Figure contents as structured data
* * * * *

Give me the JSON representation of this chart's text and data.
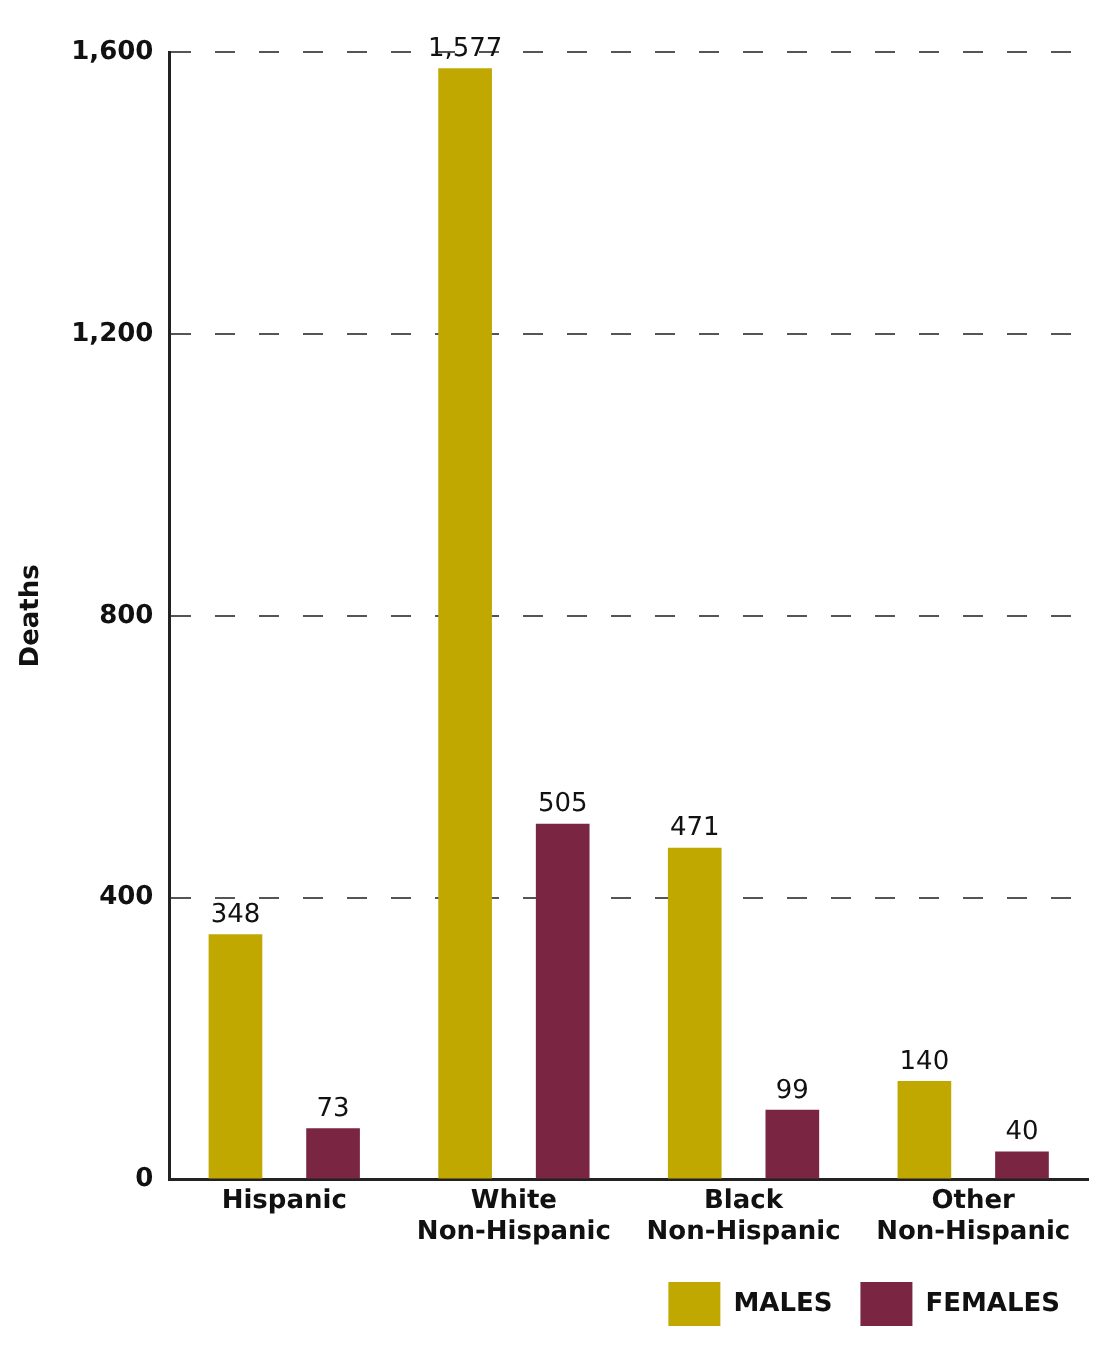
{
  "chart_data": {
    "type": "bar",
    "ylabel": "Deaths",
    "categories": [
      "Hispanic",
      "White Non-Hispanic",
      "Black Non-Hispanic",
      "Other Non-Hispanic"
    ],
    "series": [
      {
        "name": "MALES",
        "color": "#c0a800",
        "values": [
          348,
          1577,
          471,
          140
        ],
        "value_labels": [
          "348",
          "1,577",
          "471",
          "140"
        ]
      },
      {
        "name": "FEMALES",
        "color": "#7a2642",
        "values": [
          73,
          505,
          99,
          40
        ],
        "value_labels": [
          "73",
          "505",
          "99",
          "40"
        ]
      }
    ],
    "ylim": [
      0,
      1600
    ],
    "yticks": [
      {
        "value": 0,
        "label": "0"
      },
      {
        "value": 400,
        "label": "400"
      },
      {
        "value": 800,
        "label": "800"
      },
      {
        "value": 1200,
        "label": "1,200"
      },
      {
        "value": 1600,
        "label": "1,600"
      }
    ],
    "grid": "y",
    "legend": "bottom right"
  }
}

* * * * *

__EXERCISE TASK__: Each line containing "Hispanic" counts once; state the total number of such lines and nothing else.

__TASK ANSWER__: 4